## [WRITTEN PROBLEM]
From the entries below, gather every line containing the string "JSON".

--- DATA SUPPLIED ---

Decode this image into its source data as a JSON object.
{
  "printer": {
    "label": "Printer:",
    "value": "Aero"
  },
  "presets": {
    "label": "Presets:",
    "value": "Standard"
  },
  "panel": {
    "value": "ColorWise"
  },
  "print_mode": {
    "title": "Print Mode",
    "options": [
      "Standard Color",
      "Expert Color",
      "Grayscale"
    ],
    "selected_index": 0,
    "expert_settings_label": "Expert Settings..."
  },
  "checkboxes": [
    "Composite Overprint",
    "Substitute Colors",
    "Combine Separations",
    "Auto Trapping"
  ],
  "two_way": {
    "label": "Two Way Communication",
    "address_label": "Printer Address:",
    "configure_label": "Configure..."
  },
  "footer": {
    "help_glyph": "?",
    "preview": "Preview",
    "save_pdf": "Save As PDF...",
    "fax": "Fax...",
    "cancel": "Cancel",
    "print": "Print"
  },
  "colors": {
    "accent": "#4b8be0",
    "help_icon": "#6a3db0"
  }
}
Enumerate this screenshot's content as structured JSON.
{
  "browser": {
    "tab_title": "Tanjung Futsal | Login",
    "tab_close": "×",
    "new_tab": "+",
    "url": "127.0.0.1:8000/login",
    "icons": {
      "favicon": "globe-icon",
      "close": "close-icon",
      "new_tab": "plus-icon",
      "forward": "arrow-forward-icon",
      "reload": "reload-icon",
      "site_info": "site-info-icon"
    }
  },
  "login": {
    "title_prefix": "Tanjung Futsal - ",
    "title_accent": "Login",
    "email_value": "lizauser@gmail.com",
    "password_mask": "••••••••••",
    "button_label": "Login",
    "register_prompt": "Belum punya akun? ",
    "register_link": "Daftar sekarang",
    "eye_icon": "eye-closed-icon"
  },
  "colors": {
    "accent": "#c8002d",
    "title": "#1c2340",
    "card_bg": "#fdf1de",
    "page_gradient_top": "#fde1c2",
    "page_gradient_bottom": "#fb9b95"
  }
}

---

## [FINISHED ANSWER]
Decode this image into its source data as a JSON object.
Enumerate this screenshot's content as structured JSON.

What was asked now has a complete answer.